Each entry below is to be written out exactly, and the pictures are to be left out.

── Given data

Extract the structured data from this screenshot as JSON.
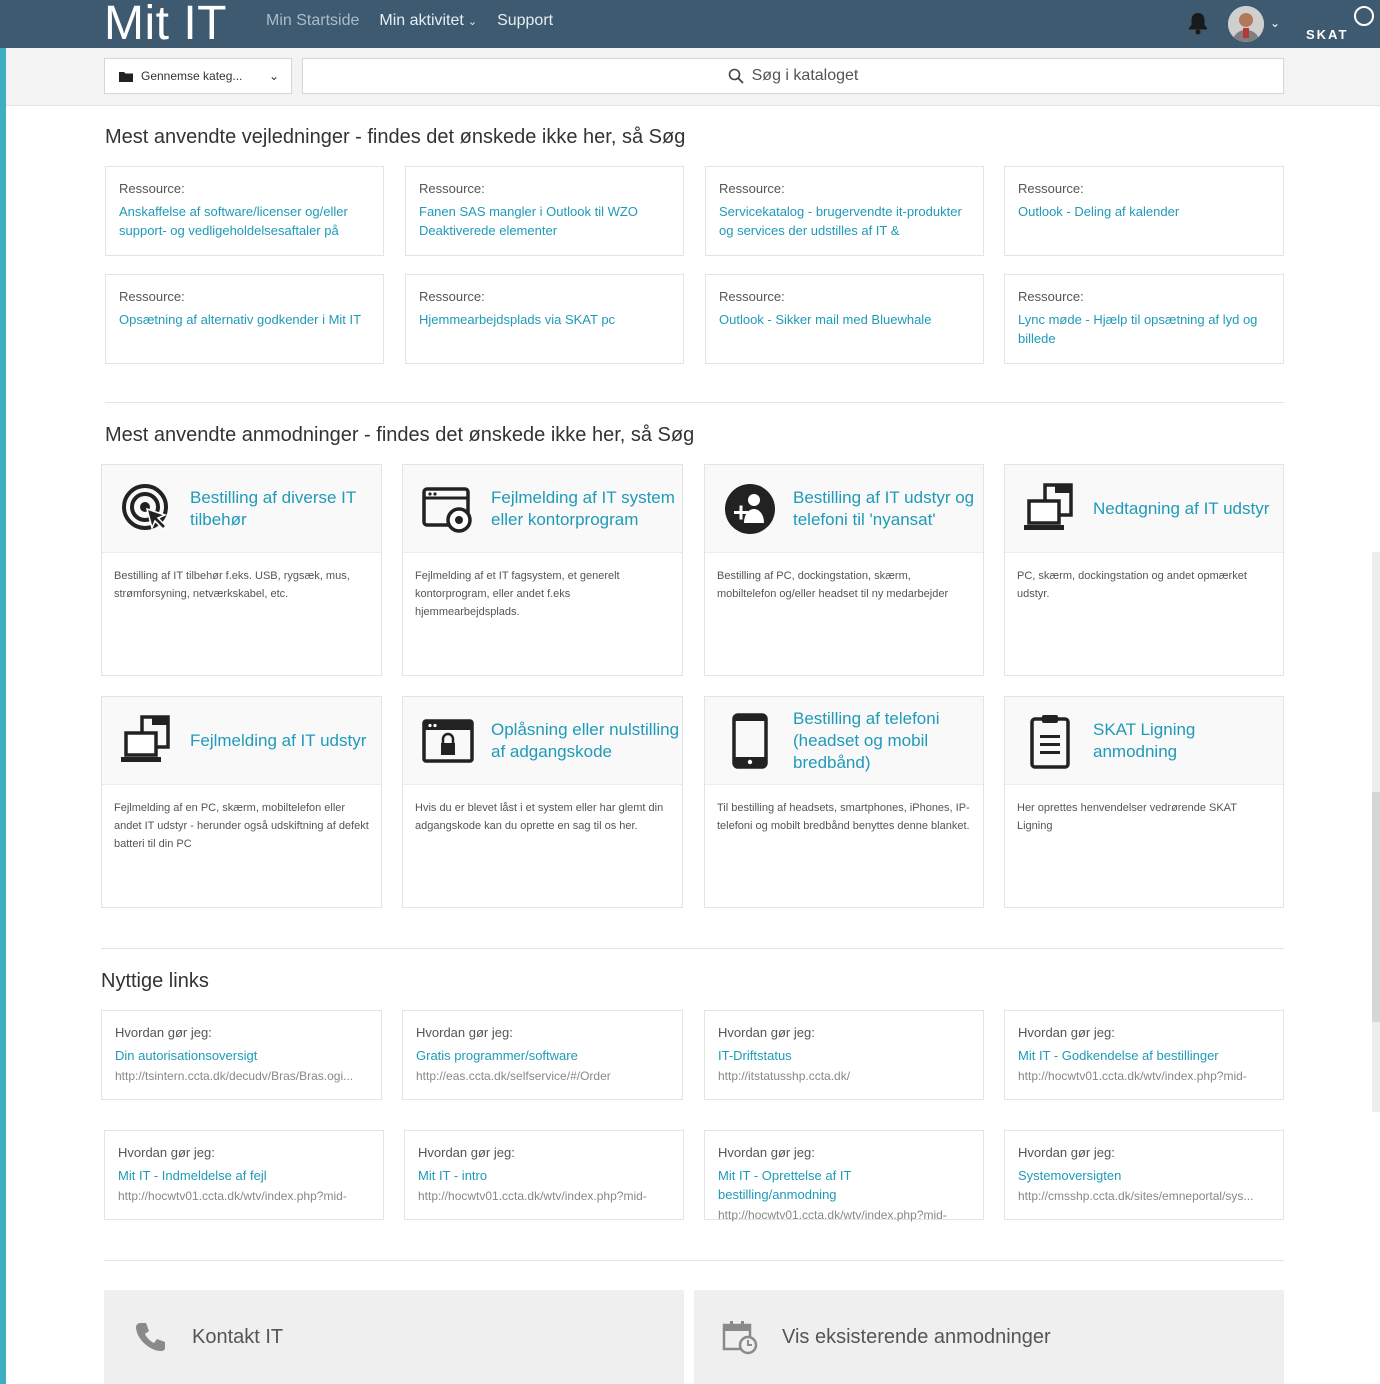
{
  "header": {
    "brand": "Mit IT",
    "nav": [
      {
        "label": "Min Startside"
      },
      {
        "label": "Min aktivitet",
        "caret": "⌄"
      },
      {
        "label": "Support"
      }
    ],
    "org_logo": "SKAT"
  },
  "subbar": {
    "browse_label": "Gennemse kateg...",
    "search_placeholder": "Søg i kataloget"
  },
  "guides": {
    "title": "Mest anvendte vejledninger - findes det ønskede ikke her, så Søg",
    "items": [
      {
        "kicker": "Ressource:",
        "title": "Anskaffelse af software/licenser og/eller support- og vedligeholdelsesaftaler på"
      },
      {
        "kicker": "Ressource:",
        "title": "Fanen SAS mangler i Outlook til WZO Deaktiverede elementer"
      },
      {
        "kicker": "Ressource:",
        "title": "Servicekatalog - brugervendte it-produkter og services der udstilles af IT &"
      },
      {
        "kicker": "Ressource:",
        "title": "Outlook - Deling af kalender"
      },
      {
        "kicker": "Ressource:",
        "title": "Opsætning af alternativ godkender i Mit IT"
      },
      {
        "kicker": "Ressource:",
        "title": "Hjemmearbejdsplads via SKAT pc"
      },
      {
        "kicker": "Ressource:",
        "title": "Outlook - Sikker mail med Bluewhale"
      },
      {
        "kicker": "Ressource:",
        "title": "Lync møde - Hjælp til opsætning af lyd og billede"
      }
    ]
  },
  "requests": {
    "title": "Mest anvendte anmodninger - findes det ønskede ikke her, så Søg",
    "items": [
      {
        "icon": "target-cursor-icon",
        "title": "Bestilling af diverse IT tilbehør",
        "desc": "Bestilling af IT tilbehør f.eks. USB, rygsæk, mus, strømforsyning, netværkskabel, etc."
      },
      {
        "icon": "window-gear-icon",
        "title": "Fejlmelding af IT system eller kontorprogram",
        "desc": "Fejlmelding af et IT fagsystem, et generelt kontorprogram, eller andet f.eks hjemmearbejdsplads."
      },
      {
        "icon": "new-employee-icon",
        "title": "Bestilling af IT udstyr og telefoni til 'nyansat'",
        "desc": "Bestilling af PC, dockingstation, skærm, mobiltelefon og/eller headset til ny medarbejder"
      },
      {
        "icon": "devices-icon",
        "title": "Nedtagning af IT udstyr",
        "desc": "PC, skærm, dockingstation og andet opmærket udstyr."
      },
      {
        "icon": "devices-icon",
        "title": "Fejlmelding af IT udstyr",
        "desc": "Fejlmelding af en PC, skærm, mobiltelefon eller andet IT udstyr - herunder også udskiftning af defekt batteri til din PC"
      },
      {
        "icon": "window-lock-icon",
        "title": "Oplåsning eller nulstilling af adgangskode",
        "desc": "Hvis du er blevet låst i et system eller har glemt din adgangskode kan du oprette en sag til os her."
      },
      {
        "icon": "smartphone-icon",
        "title": "Bestilling af telefoni (headset og mobil bredbånd)",
        "desc": "Til bestilling af headsets, smartphones, iPhones, IP-telefoni og mobilt bredbånd benyttes denne blanket."
      },
      {
        "icon": "clipboard-icon",
        "title": "SKAT Ligning anmodning",
        "desc": "Her oprettes henvendelser vedrørende SKAT Ligning"
      }
    ]
  },
  "links": {
    "title": "Nyttige links",
    "items": [
      {
        "kicker": "Hvordan gør jeg:",
        "title": "Din autorisationsoversigt",
        "url": "http://tsintern.ccta.dk/decudv/Bras/Bras.ogi..."
      },
      {
        "kicker": "Hvordan gør jeg:",
        "title": "Gratis programmer/software",
        "url": "http://eas.ccta.dk/selfservice/#/Order"
      },
      {
        "kicker": "Hvordan gør jeg:",
        "title": "IT-Driftstatus",
        "url": "http://itstatusshp.ccta.dk/"
      },
      {
        "kicker": "Hvordan gør jeg:",
        "title": "Mit IT - Godkendelse af bestillinger",
        "url": "http://hocwtv01.ccta.dk/wtv/index.php?mid-"
      },
      {
        "kicker": "Hvordan gør jeg:",
        "title": "Mit IT - Indmeldelse af fejl",
        "url": "http://hocwtv01.ccta.dk/wtv/index.php?mid-"
      },
      {
        "kicker": "Hvordan gør jeg:",
        "title": "Mit IT - intro",
        "url": "http://hocwtv01.ccta.dk/wtv/index.php?mid-"
      },
      {
        "kicker": "Hvordan gør jeg:",
        "title": "Mit IT - Oprettelse af IT bestilling/anmodning",
        "url": "http://hocwtv01.ccta.dk/wtv/index.php?mid-"
      },
      {
        "kicker": "Hvordan gør jeg:",
        "title": "Systemoversigten",
        "url": "http://cmsshp.ccta.dk/sites/emneportal/sys..."
      }
    ]
  },
  "footer": {
    "contact_label": "Kontakt IT",
    "existing_label": "Vis eksisterende anmodninger"
  },
  "colors": {
    "topbar": "#3d5a70",
    "accent": "#3eaec3",
    "link": "#1f9ab8"
  }
}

────

> [Answer for the task]:
Extract the structured data from this screenshot as JSON.
{
  "header": {
    "brand": "Mit IT",
    "nav": [
      {
        "label": "Min Startside"
      },
      {
        "label": "Min aktivitet",
        "caret": "⌄"
      },
      {
        "label": "Support"
      }
    ],
    "org_logo": "SKAT"
  },
  "subbar": {
    "browse_label": "Gennemse kateg...",
    "search_placeholder": "Søg i kataloget"
  },
  "guides": {
    "title": "Mest anvendte vejledninger - findes det ønskede ikke her, så Søg",
    "items": [
      {
        "kicker": "Ressource:",
        "title": "Anskaffelse af software/licenser og/eller support- og vedligeholdelsesaftaler på"
      },
      {
        "kicker": "Ressource:",
        "title": "Fanen SAS mangler i Outlook til WZO Deaktiverede elementer"
      },
      {
        "kicker": "Ressource:",
        "title": "Servicekatalog - brugervendte it-produkter og services der udstilles af IT &"
      },
      {
        "kicker": "Ressource:",
        "title": "Outlook - Deling af kalender"
      },
      {
        "kicker": "Ressource:",
        "title": "Opsætning af alternativ godkender i Mit IT"
      },
      {
        "kicker": "Ressource:",
        "title": "Hjemmearbejdsplads via SKAT pc"
      },
      {
        "kicker": "Ressource:",
        "title": "Outlook - Sikker mail med Bluewhale"
      },
      {
        "kicker": "Ressource:",
        "title": "Lync møde - Hjælp til opsætning af lyd og billede"
      }
    ]
  },
  "requests": {
    "title": "Mest anvendte anmodninger - findes det ønskede ikke her, så Søg",
    "items": [
      {
        "icon": "target-cursor-icon",
        "title": "Bestilling af diverse IT tilbehør",
        "desc": "Bestilling af IT tilbehør f.eks. USB, rygsæk, mus, strømforsyning, netværkskabel, etc."
      },
      {
        "icon": "window-gear-icon",
        "title": "Fejlmelding af IT system eller kontorprogram",
        "desc": "Fejlmelding af et IT fagsystem, et generelt kontorprogram, eller andet f.eks hjemmearbejdsplads."
      },
      {
        "icon": "new-employee-icon",
        "title": "Bestilling af IT udstyr og telefoni til 'nyansat'",
        "desc": "Bestilling af PC, dockingstation, skærm, mobiltelefon og/eller headset til ny medarbejder"
      },
      {
        "icon": "devices-icon",
        "title": "Nedtagning af IT udstyr",
        "desc": "PC, skærm, dockingstation og andet opmærket udstyr."
      },
      {
        "icon": "devices-icon",
        "title": "Fejlmelding af IT udstyr",
        "desc": "Fejlmelding af en PC, skærm, mobiltelefon eller andet IT udstyr - herunder også udskiftning af defekt batteri til din PC"
      },
      {
        "icon": "window-lock-icon",
        "title": "Oplåsning eller nulstilling af adgangskode",
        "desc": "Hvis du er blevet låst i et system eller har glemt din adgangskode kan du oprette en sag til os her."
      },
      {
        "icon": "smartphone-icon",
        "title": "Bestilling af telefoni (headset og mobil bredbånd)",
        "desc": "Til bestilling af headsets, smartphones, iPhones, IP-telefoni og mobilt bredbånd benyttes denne blanket."
      },
      {
        "icon": "clipboard-icon",
        "title": "SKAT Ligning anmodning",
        "desc": "Her oprettes henvendelser vedrørende SKAT Ligning"
      }
    ]
  },
  "links": {
    "title": "Nyttige links",
    "items": [
      {
        "kicker": "Hvordan gør jeg:",
        "title": "Din autorisationsoversigt",
        "url": "http://tsintern.ccta.dk/decudv/Bras/Bras.ogi..."
      },
      {
        "kicker": "Hvordan gør jeg:",
        "title": "Gratis programmer/software",
        "url": "http://eas.ccta.dk/selfservice/#/Order"
      },
      {
        "kicker": "Hvordan gør jeg:",
        "title": "IT-Driftstatus",
        "url": "http://itstatusshp.ccta.dk/"
      },
      {
        "kicker": "Hvordan gør jeg:",
        "title": "Mit IT - Godkendelse af bestillinger",
        "url": "http://hocwtv01.ccta.dk/wtv/index.php?mid-"
      },
      {
        "kicker": "Hvordan gør jeg:",
        "title": "Mit IT - Indmeldelse af fejl",
        "url": "http://hocwtv01.ccta.dk/wtv/index.php?mid-"
      },
      {
        "kicker": "Hvordan gør jeg:",
        "title": "Mit IT - intro",
        "url": "http://hocwtv01.ccta.dk/wtv/index.php?mid-"
      },
      {
        "kicker": "Hvordan gør jeg:",
        "title": "Mit IT - Oprettelse af IT bestilling/anmodning",
        "url": "http://hocwtv01.ccta.dk/wtv/index.php?mid-"
      },
      {
        "kicker": "Hvordan gør jeg:",
        "title": "Systemoversigten",
        "url": "http://cmsshp.ccta.dk/sites/emneportal/sys..."
      }
    ]
  },
  "footer": {
    "contact_label": "Kontakt IT",
    "existing_label": "Vis eksisterende anmodninger"
  },
  "colors": {
    "topbar": "#3d5a70",
    "accent": "#3eaec3",
    "link": "#1f9ab8"
  }
}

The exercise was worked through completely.